-- TO DO --
Print the records below exactly as they appear.

-- DATA TO PROCESS --
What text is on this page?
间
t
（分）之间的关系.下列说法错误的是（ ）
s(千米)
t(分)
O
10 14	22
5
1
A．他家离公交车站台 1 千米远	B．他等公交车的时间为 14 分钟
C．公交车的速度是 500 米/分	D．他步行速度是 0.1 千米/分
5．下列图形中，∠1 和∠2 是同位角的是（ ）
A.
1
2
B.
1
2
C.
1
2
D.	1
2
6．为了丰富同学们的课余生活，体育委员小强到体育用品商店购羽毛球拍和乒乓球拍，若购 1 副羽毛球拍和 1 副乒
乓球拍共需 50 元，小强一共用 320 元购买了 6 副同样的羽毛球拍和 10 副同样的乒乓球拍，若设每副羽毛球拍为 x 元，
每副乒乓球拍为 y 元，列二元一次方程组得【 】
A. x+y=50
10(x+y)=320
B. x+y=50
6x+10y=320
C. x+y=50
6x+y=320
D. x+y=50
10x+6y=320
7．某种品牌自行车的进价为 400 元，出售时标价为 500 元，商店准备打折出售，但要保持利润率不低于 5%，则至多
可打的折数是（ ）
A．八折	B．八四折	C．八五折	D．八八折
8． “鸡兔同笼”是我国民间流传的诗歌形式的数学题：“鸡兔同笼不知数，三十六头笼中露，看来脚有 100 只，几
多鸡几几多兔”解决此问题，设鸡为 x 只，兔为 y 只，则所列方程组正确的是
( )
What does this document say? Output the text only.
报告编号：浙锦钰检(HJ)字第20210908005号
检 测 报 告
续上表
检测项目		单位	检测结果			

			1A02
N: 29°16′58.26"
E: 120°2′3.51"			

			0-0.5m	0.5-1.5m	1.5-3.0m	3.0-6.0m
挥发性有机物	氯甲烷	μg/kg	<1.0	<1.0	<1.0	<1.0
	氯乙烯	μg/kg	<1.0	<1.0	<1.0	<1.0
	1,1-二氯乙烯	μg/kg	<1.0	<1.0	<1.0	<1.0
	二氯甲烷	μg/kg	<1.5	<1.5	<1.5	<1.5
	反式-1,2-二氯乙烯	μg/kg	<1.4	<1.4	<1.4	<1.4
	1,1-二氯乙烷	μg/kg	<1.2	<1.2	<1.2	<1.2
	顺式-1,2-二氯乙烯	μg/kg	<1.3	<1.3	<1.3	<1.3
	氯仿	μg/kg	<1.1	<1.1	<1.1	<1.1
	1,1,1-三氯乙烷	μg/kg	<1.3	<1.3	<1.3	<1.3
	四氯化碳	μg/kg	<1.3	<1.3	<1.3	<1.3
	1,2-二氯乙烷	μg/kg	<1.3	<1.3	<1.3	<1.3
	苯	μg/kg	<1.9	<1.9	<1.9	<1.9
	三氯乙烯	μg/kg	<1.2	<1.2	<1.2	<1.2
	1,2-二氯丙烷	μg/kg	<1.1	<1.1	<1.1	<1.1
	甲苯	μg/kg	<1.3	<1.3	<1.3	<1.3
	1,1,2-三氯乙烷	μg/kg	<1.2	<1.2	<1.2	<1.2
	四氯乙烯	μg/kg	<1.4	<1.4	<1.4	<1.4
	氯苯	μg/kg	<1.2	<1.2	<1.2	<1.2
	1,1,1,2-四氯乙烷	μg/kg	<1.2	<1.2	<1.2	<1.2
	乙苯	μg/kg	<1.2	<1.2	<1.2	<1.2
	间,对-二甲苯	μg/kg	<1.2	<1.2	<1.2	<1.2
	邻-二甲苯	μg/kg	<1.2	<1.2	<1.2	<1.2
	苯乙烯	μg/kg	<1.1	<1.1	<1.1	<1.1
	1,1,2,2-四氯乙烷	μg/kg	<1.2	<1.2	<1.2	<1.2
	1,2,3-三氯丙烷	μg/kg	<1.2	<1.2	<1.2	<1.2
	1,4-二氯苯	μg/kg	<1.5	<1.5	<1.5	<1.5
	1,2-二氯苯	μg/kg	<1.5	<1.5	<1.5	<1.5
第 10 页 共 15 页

-- ANSWER FOR THE TASK --
What text is on this page?
间
t
（分）之间的关系.下列说法错误的是（ ）
s(千米)
t(分)
O
10 14	22
5
1
A．他家离公交车站台 1 千米远	B．他等公交车的时间为 14 分钟
C．公交车的速度是 500 米/分	D．他步行速度是 0.1 千米/分
5．下列图形中，∠1 和∠2 是同位角的是（ ）
A.
1
2
B.
1
2
C.
1
2
D.	1
2
6．为了丰富同学们的课余生活，体育委员小强到体育用品商店购羽毛球拍和乒乓球拍，若购 1 副羽毛球拍和 1 副乒
乓球拍共需 50 元，小强一共用 320 元购买了 6 副同样的羽毛球拍和 10 副同样的乒乓球拍，若设每副羽毛球拍为 x 元，
每副乒乓球拍为 y 元，列二元一次方程组得【 】
A. x+y=50
10(x+y)=320
B. x+y=50
6x+10y=320
C. x+y=50
6x+y=320
D. x+y=50
10x+6y=320
7．某种品牌自行车的进价为 400 元，出售时标价为 500 元，商店准备打折出售，但要保持利润率不低于 5%，则至多
可打的折数是（ ）
A．八折	B．八四折	C．八五折	D．八八折
8． “鸡兔同笼”是我国民间流传的诗歌形式的数学题：“鸡兔同笼不知数，三十六头笼中露，看来脚有 100 只，几
多鸡几几多兔”解决此问题，设鸡为 x 只，兔为 y 只，则所列方程组正确的是
( )
What does this document say? Output the text only.
报告编号：浙锦钰检(HJ)字第20210908005号
检 测 报 告
续上表
检测项目		单位	检测结果			

			1A02
N: 29°16′58.26"
E: 120°2′3.51"			

			0-0.5m	0.5-1.5m	1.5-3.0m	3.0-6.0m
挥发性有机物	氯甲烷	μg/kg	<1.0	<1.0	<1.0	<1.0
	氯乙烯	μg/kg	<1.0	<1.0	<1.0	<1.0
	1,1-二氯乙烯	μg/kg	<1.0	<1.0	<1.0	<1.0
	二氯甲烷	μg/kg	<1.5	<1.5	<1.5	<1.5
	反式-1,2-二氯乙烯	μg/kg	<1.4	<1.4	<1.4	<1.4
	1,1-二氯乙烷	μg/kg	<1.2	<1.2	<1.2	<1.2
	顺式-1,2-二氯乙烯	μg/kg	<1.3	<1.3	<1.3	<1.3
	氯仿	μg/kg	<1.1	<1.1	<1.1	<1.1
	1,1,1-三氯乙烷	μg/kg	<1.3	<1.3	<1.3	<1.3
	四氯化碳	μg/kg	<1.3	<1.3	<1.3	<1.3
	1,2-二氯乙烷	μg/kg	<1.3	<1.3	<1.3	<1.3
	苯	μg/kg	<1.9	<1.9	<1.9	<1.9
	三氯乙烯	μg/kg	<1.2	<1.2	<1.2	<1.2
	1,2-二氯丙烷	μg/kg	<1.1	<1.1	<1.1	<1.1
	甲苯	μg/kg	<1.3	<1.3	<1.3	<1.3
	1,1,2-三氯乙烷	μg/kg	<1.2	<1.2	<1.2	<1.2
	四氯乙烯	μg/kg	<1.4	<1.4	<1.4	<1.4
	氯苯	μg/kg	<1.2	<1.2	<1.2	<1.2
	1,1,1,2-四氯乙烷	μg/kg	<1.2	<1.2	<1.2	<1.2
	乙苯	μg/kg	<1.2	<1.2	<1.2	<1.2
	间,对-二甲苯	μg/kg	<1.2	<1.2	<1.2	<1.2
	邻-二甲苯	μg/kg	<1.2	<1.2	<1.2	<1.2
	苯乙烯	μg/kg	<1.1	<1.1	<1.1	<1.1
	1,1,2,2-四氯乙烷	μg/kg	<1.2	<1.2	<1.2	<1.2
	1,2,3-三氯丙烷	μg/kg	<1.2	<1.2	<1.2	<1.2
	1,4-二氯苯	μg/kg	<1.5	<1.5	<1.5	<1.5
	1,2-二氯苯	μg/kg	<1.5	<1.5	<1.5	<1.5
第 10 页 共 15 页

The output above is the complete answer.